- [Texte à lire]:
__________________________________________________

Une vidéo montrant un homme tenant des propos racistes avec un micro de BFMTV a circulé sur les réseaux sociaux depuis le jeudi 30 juillet. La chaîne déclare que ce film a été tourné sans son autorisation après un direct et condamne fermement ces incidents, rapporte TopTribune.
La polémique ne fait qu’enfler pour BFMTV. Tournée dans un lieu inconnu, probablement en Gironde au vu de la végétation, cette vidéo montre plusieurs individus riant pendant qu’un homme, vêtu d’un treillis militaire, exprime des propos à caractère raciste face à la caméra. Il a saisi le microphone de BFMTV et a imité un journaliste, énonçant des déclarations haineuses.
Dans cette séquence, l’individu déclare : « On était en train de dire que pour les incendies, vous pouvez y aller, il n’y a pas un Noir pas un Arabe. Pas un seul ! », avant de s’adresser à une autre personne présente qui acquiesce, bien que ses paroles deviennent inaudibles par la suite.
Réactions indignées
Les réactions politiques ont rapidement afflué. Youssef Aqira, conseiller municipal affilié à LFI, a été l’un des premiers à commenter, dénonçant « le niveau de racisme qui ronge le pays ». Le député Thomas Portes a, pour sa part, réagi sur son compte X en se bornant à un tweet incendiaire : « À vomir ». Il a ensuite souligné que « le racisme n’est pas une opinion, c’est un délit », et a demandé à la procureure de la République « d’ouvrir immédiatement une enquête pour incitation à la haine ou à la discrimination raciale ».

__________________________________________________

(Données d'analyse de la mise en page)
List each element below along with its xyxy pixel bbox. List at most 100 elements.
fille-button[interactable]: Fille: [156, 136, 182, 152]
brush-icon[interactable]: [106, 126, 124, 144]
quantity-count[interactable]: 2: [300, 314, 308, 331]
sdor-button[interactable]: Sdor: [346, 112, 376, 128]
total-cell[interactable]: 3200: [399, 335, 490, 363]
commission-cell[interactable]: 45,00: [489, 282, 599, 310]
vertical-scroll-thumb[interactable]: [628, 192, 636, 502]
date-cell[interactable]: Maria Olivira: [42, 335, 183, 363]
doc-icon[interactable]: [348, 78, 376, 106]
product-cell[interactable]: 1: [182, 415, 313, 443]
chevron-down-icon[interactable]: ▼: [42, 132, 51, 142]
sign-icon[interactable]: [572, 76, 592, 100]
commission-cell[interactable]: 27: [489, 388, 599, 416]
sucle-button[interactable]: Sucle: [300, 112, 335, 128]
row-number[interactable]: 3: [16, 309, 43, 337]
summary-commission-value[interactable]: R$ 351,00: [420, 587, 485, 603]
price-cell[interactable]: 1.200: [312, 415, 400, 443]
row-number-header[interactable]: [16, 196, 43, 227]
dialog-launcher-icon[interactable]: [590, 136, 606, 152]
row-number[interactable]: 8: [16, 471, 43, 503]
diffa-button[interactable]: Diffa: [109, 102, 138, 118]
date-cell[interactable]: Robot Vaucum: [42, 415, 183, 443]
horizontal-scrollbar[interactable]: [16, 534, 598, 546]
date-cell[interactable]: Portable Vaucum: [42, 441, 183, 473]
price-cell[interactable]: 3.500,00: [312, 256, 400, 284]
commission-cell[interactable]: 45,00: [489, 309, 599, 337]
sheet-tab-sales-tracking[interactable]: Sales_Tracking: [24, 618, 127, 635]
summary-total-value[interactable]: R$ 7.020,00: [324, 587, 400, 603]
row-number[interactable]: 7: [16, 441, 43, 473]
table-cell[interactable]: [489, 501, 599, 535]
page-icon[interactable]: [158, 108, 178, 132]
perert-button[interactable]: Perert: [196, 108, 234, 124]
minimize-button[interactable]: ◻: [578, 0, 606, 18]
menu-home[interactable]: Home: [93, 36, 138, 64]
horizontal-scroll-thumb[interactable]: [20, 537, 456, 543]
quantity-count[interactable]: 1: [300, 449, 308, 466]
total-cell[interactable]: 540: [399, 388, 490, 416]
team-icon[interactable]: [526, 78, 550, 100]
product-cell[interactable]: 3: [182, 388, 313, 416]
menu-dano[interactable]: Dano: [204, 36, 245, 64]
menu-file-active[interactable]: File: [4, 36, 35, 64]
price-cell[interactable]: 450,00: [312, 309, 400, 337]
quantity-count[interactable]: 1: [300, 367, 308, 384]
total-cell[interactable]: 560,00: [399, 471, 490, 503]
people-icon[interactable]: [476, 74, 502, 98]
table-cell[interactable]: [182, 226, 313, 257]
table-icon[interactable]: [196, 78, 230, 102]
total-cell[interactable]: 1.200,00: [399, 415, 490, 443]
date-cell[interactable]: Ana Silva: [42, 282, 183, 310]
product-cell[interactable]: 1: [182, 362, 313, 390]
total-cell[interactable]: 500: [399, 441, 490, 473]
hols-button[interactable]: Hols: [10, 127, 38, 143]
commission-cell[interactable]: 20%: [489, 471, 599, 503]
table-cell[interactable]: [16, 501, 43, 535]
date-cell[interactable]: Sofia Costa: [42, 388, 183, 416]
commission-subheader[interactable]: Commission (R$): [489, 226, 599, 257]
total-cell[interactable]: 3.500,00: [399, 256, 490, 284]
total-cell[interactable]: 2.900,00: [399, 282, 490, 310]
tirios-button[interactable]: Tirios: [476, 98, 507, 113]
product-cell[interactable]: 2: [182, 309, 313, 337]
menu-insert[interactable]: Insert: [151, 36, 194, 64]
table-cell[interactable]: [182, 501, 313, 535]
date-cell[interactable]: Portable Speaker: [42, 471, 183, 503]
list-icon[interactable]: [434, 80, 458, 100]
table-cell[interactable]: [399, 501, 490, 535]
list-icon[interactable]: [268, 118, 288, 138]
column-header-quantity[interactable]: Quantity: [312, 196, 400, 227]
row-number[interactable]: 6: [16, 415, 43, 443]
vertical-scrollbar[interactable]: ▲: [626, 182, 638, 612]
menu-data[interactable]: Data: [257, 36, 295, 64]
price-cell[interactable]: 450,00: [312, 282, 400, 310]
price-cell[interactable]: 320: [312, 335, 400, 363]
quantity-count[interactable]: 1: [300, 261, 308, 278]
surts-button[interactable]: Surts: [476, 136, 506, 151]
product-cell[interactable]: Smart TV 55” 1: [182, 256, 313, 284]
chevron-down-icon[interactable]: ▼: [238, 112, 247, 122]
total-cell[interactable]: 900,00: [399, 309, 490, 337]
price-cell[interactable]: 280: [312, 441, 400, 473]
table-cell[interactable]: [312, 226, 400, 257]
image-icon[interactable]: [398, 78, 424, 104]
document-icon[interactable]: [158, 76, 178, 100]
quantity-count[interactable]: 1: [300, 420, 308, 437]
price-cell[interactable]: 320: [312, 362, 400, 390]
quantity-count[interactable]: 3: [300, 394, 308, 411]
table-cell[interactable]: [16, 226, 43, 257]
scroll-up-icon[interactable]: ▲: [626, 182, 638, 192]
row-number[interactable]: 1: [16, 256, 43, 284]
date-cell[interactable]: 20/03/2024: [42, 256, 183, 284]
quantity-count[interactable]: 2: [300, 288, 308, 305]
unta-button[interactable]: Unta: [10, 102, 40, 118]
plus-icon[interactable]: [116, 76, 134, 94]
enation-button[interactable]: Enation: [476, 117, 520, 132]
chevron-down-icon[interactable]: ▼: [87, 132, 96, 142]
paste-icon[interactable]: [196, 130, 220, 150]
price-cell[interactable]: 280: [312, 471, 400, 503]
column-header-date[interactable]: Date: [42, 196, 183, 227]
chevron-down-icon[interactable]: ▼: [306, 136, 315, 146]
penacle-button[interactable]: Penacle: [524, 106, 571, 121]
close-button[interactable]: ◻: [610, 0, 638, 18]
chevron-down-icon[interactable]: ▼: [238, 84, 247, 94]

__________________________________________________

- [À faire]:
Répondez à ces questions sur l'article :
1. Depuis quel jour la vidéo circule-t-elle sur les réseaux sociaux ?
2. Quelle tenue porte l'homme qui tient le micro ?
3. Quelle fonction occupe Youssef Aqira ?

- [Votre réponse]:
1. Depuis le jeudi 30 juillet.
2. Un treillis militaire.
3. Il est conseiller municipal affilié à LFI.